→ **Goal of the exercise**: Images appear in the records below; leave them out and repeat everything else exactly.

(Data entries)
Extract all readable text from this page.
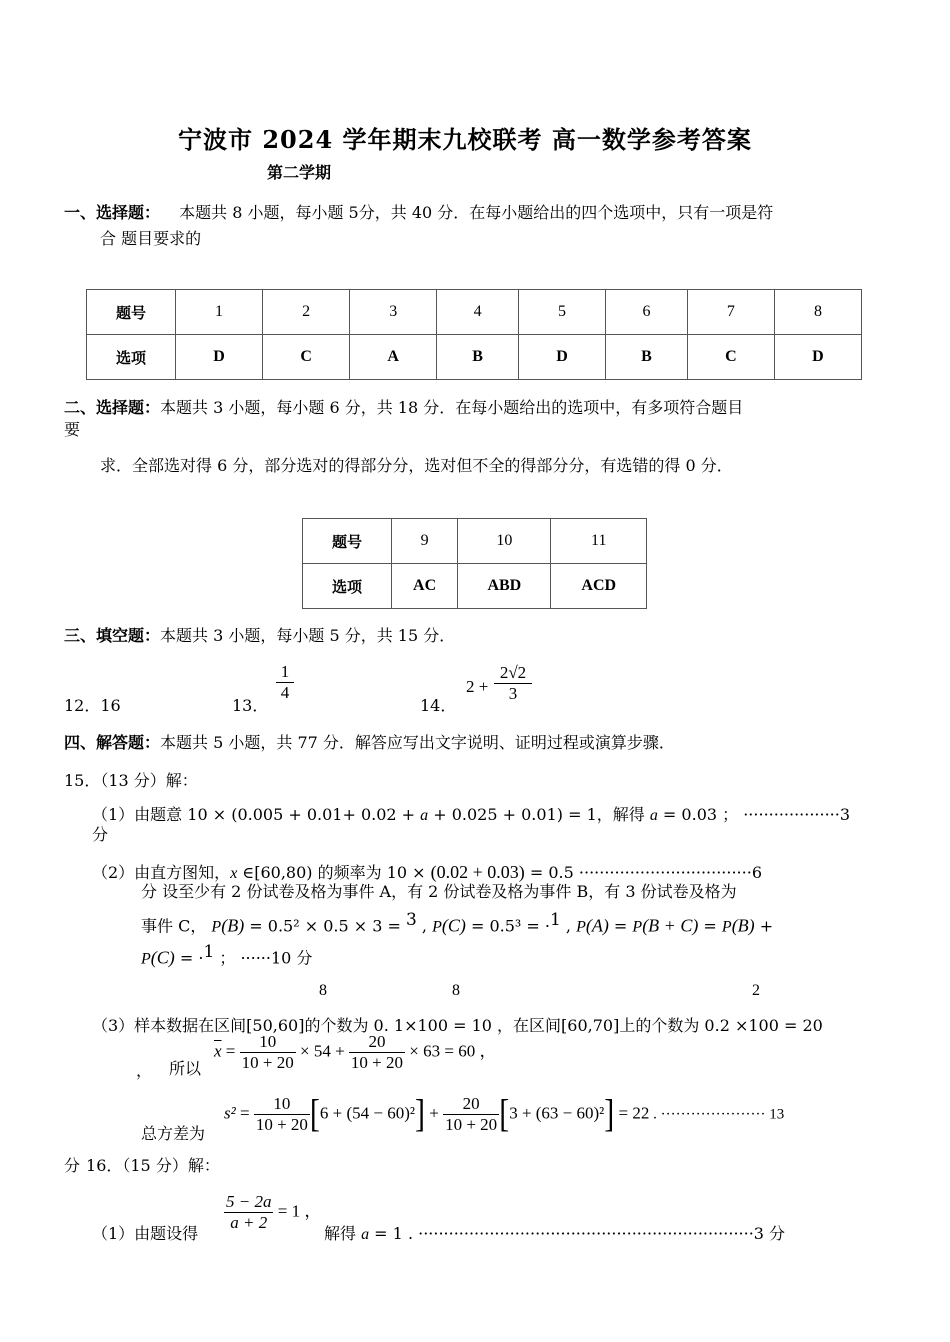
宁波市 2024 学年期末九校联考 高一数学参考答案
第二学期
一、选择题： 本题共 8 小题，每小题 5分，共 40 分．在每小题给出的四个选项中，只有一项是符
合 题目要求的
题号	1	2	3	4	5	6	7	8
选项	D	C	A	B	D	B	C	D
二、选择题：本题共 3 小题，每小题 6 分，共 18 分．在每小题给出的选项中，有多项符合题目
要
求．全部选对得 6 分，部分选对的得部分分，选对但不全的得部分分，有选错的得 0 分．
题号	9	10	11
选项	AC	ABD	ACD
三、填空题：本题共 3 小题，每小题 5 分，共 15 分．
12．16	13．
$\frac{1}{4}$
14．
$2 + \frac{2√2}{3}$
四、解答题：本题共 5 小题，共 77 分．解答应写出文字说明、证明过程或演算步骤．
15．（13 分）解：
（1）由题意 10 × (0.005 + 0.01+ 0.02 + a + 0.025 + 0.01) = 1，解得 a = 0.03 ； ···················3
分
（2）由直方图知，x ∈[60,80) 的频率为 10 × (0.02 + 0.03) = 0.5 ··································6
分 设至少有 2 份试卷及格为事件 A，有 2 份试卷及格为事件 B，有 3 份试卷及格为
事件 C， P(B) = 0.5² × 0.5 × 3 = $^3$ , P(C) = 0.5³ = ·$^1$ , P(A) = P(B + C) = P(B) +
P(C) = ·$^1$ ； ······10 分
8	8	2
（3）样本数据在区间[50,60]的个数为 0. 1×100 = 10 ，在区间[60,70]上的个数为 0.2 ×100 = 20
， 所以
$\overline{x} = \frac{10}{10 + 20} \times 54 + \frac{20}{10 + 20} \times 63 = 60$ ，
总方差为
$s^2 = \frac{10}{10 + 20} [6 + (54 - 60)^2] + \frac{20}{10 + 20} [3 + (63 - 60)^2] = 22$ . ····················· 13
分 16．（15 分）解：
（1）由题设得
$\frac{5 - 2a}{a + 2} = 1$ ，
解得 a = 1 . ··································································3 分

→ **Output of the task**:
Extract all readable text from this page.
宁波市 2024 学年期末九校联考 高一数学参考答案
第二学期
一、选择题： 本题共 8 小题，每小题 5分，共 40 分．在每小题给出的四个选项中，只有一项是符
合 题目要求的
题号	1	2	3	4	5	6	7	8
选项	D	C	A	B	D	B	C	D
二、选择题：本题共 3 小题，每小题 6 分，共 18 分．在每小题给出的选项中，有多项符合题目
要
求．全部选对得 6 分，部分选对的得部分分，选对但不全的得部分分，有选错的得 0 分．
题号	9	10	11
选项	AC	ABD	ACD
三、填空题：本题共 3 小题，每小题 5 分，共 15 分．
12．16	13．
$\frac{1}{4}$
14．
$2 + \frac{2√2}{3}$
四、解答题：本题共 5 小题，共 77 分．解答应写出文字说明、证明过程或演算步骤．
15．（13 分）解：
（1）由题意 10 × (0.005 + 0.01+ 0.02 + a + 0.025 + 0.01) = 1，解得 a = 0.03 ； ···················3
分
（2）由直方图知，x ∈[60,80) 的频率为 10 × (0.02 + 0.03) = 0.5 ··································6
分 设至少有 2 份试卷及格为事件 A，有 2 份试卷及格为事件 B，有 3 份试卷及格为
事件 C， P(B) = 0.5² × 0.5 × 3 = $^3$ , P(C) = 0.5³ = ·$^1$ , P(A) = P(B + C) = P(B) +
P(C) = ·$^1$ ； ······10 分
8	8	2
（3）样本数据在区间[50,60]的个数为 0. 1×100 = 10 ，在区间[60,70]上的个数为 0.2 ×100 = 20
， 所以
$\overline{x} = \frac{10}{10 + 20} \times 54 + \frac{20}{10 + 20} \times 63 = 60$ ，
总方差为
$s^2 = \frac{10}{10 + 20} [6 + (54 - 60)^2] + \frac{20}{10 + 20} [3 + (63 - 60)^2] = 22$ . ····················· 13
分 16．（15 分）解：
（1）由题设得
$\frac{5 - 2a}{a + 2} = 1$ ，
解得 a = 1 . ··································································3 分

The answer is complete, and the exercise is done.